▸ TO BE DONE: Read the listing below and copy out every line that holds "mmHg".

▸ INPUT MATERIAL:
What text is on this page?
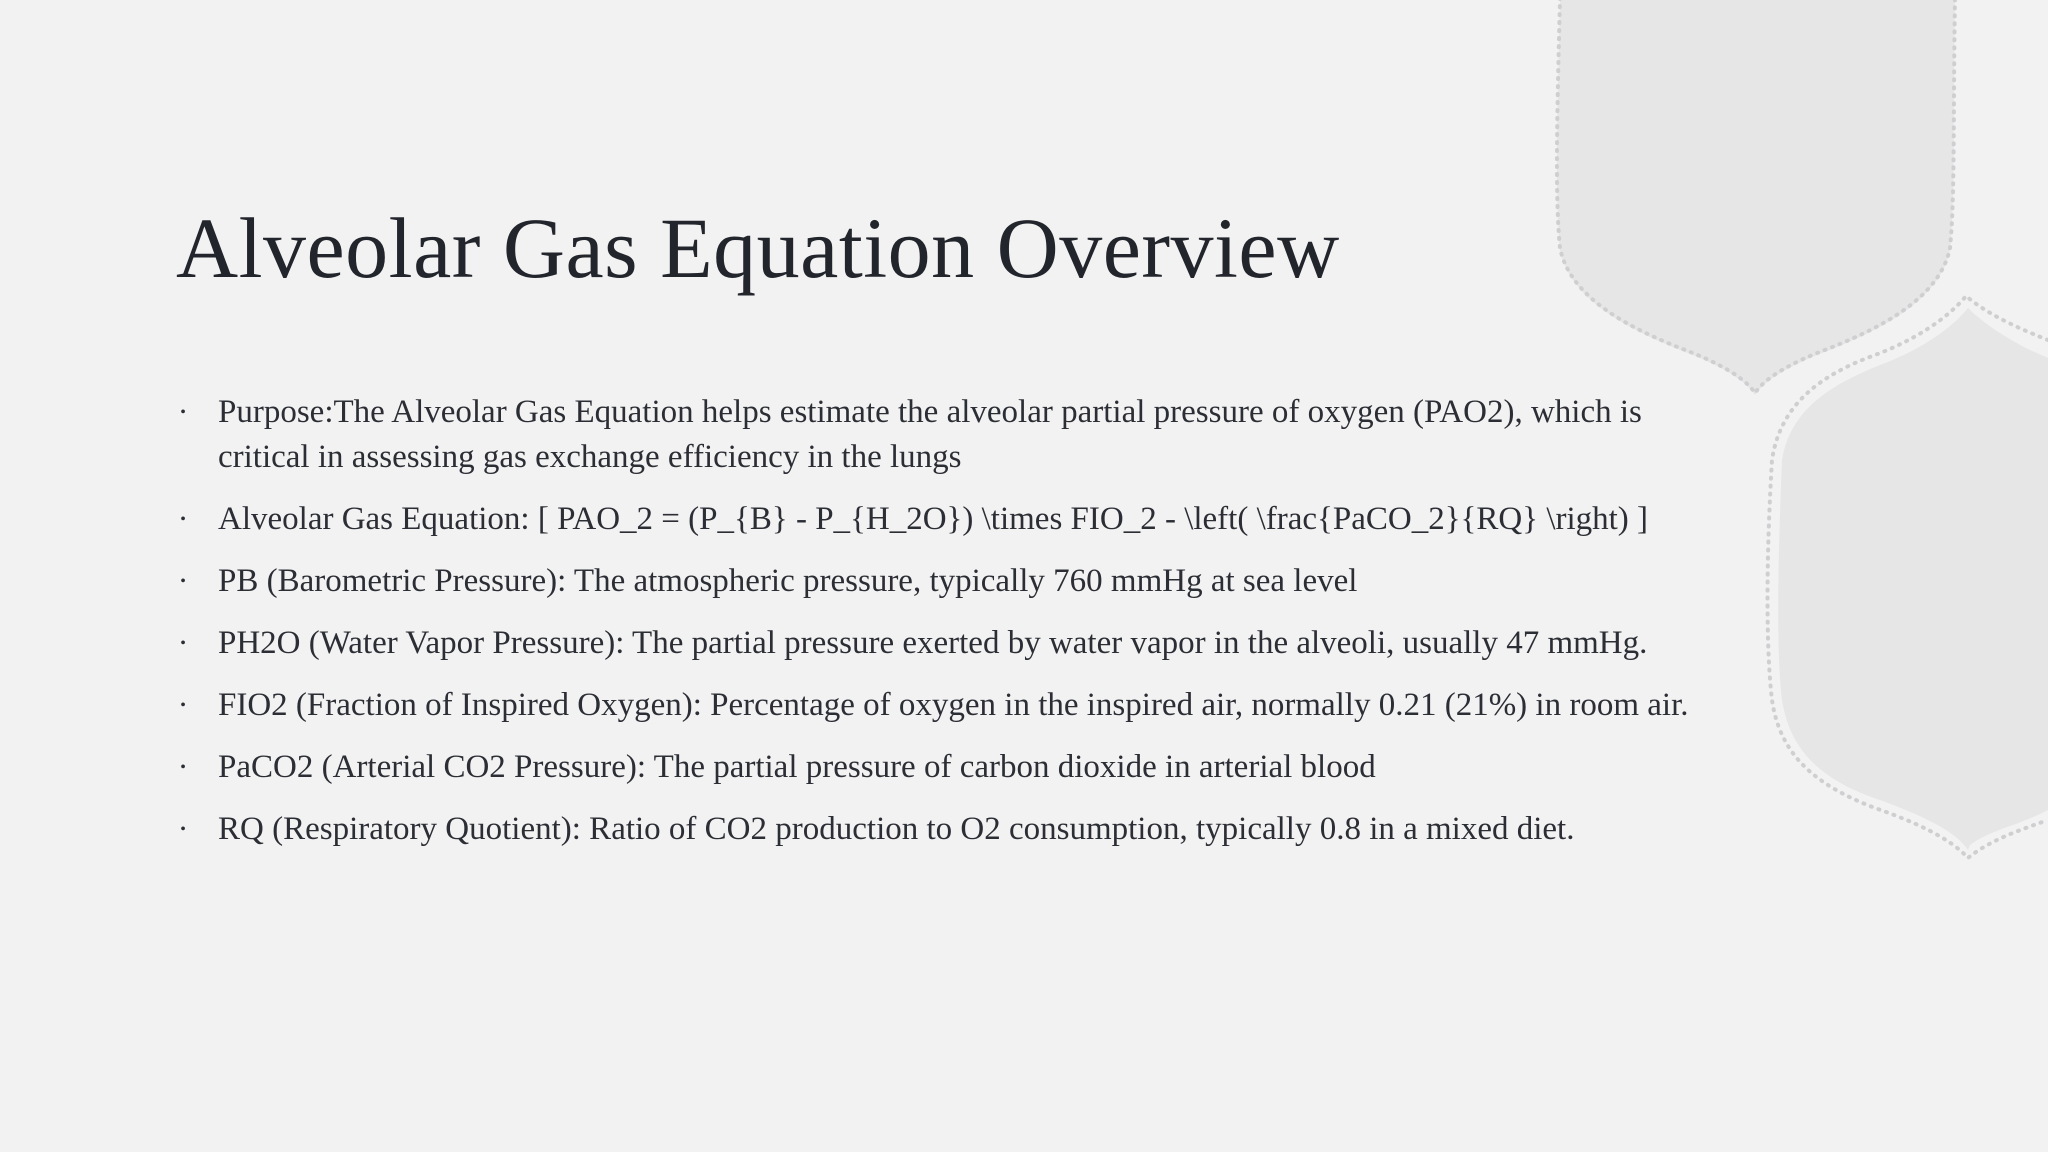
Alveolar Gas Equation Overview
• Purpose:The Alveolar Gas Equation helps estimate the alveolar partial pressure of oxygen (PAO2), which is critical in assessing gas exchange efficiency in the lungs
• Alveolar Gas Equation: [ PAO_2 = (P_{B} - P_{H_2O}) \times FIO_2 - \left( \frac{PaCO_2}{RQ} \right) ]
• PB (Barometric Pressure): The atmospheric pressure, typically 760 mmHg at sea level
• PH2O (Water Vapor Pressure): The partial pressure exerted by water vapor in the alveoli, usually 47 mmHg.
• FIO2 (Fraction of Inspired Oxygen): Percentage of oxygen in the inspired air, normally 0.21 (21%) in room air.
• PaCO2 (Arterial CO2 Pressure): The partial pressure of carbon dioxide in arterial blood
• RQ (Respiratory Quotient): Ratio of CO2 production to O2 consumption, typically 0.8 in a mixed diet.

...

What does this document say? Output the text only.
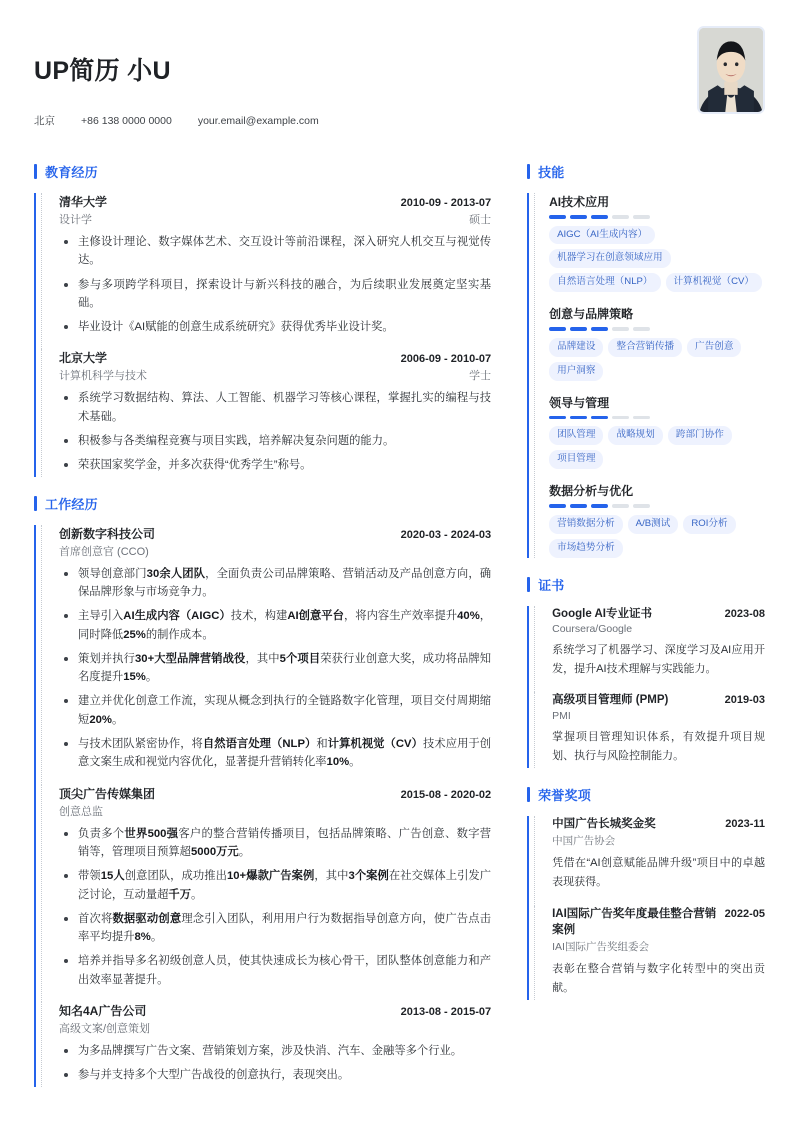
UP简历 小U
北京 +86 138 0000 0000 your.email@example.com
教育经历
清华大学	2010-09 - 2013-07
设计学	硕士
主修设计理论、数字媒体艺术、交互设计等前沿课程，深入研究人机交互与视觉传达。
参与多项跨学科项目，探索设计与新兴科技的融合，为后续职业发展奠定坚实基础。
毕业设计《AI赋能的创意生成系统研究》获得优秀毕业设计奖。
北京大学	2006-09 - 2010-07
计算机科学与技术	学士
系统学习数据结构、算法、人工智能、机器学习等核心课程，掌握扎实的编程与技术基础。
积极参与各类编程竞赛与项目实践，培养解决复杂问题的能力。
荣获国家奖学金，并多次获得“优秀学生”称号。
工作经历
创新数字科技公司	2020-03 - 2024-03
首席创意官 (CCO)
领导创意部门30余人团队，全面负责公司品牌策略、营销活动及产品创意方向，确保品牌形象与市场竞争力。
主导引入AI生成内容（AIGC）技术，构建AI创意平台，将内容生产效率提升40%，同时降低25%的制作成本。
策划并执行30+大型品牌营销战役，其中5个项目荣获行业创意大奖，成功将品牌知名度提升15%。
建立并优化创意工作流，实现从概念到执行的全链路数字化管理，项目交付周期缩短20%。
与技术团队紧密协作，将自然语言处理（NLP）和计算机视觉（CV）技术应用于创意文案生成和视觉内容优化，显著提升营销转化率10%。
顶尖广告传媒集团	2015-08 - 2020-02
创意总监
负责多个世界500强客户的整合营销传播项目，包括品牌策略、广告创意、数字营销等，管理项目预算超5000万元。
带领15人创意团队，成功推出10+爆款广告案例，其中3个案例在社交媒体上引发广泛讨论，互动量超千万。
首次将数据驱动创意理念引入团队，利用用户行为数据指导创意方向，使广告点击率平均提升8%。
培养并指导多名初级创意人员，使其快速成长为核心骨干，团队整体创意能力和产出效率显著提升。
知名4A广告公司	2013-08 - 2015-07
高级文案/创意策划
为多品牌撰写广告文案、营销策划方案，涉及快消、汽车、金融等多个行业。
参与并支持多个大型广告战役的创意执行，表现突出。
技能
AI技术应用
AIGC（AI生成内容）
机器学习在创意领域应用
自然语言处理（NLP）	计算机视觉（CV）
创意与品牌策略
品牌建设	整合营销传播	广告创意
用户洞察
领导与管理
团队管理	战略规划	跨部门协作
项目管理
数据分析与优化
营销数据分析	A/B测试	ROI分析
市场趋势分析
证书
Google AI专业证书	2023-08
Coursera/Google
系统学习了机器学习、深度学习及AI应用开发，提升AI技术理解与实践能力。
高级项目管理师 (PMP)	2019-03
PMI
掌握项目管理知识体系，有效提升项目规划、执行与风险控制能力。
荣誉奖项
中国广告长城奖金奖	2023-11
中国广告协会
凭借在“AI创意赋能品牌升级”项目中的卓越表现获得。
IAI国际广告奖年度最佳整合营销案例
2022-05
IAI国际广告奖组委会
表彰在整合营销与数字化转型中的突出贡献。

▸ FINAL RESULT:
• PB (Barometric Pressure): The atmospheric pressure, typically 760 mmHg at sea level
• PH2O (Water Vapor Pressure): The partial pressure exerted by water vapor in the alveoli, usually 47 mmHg.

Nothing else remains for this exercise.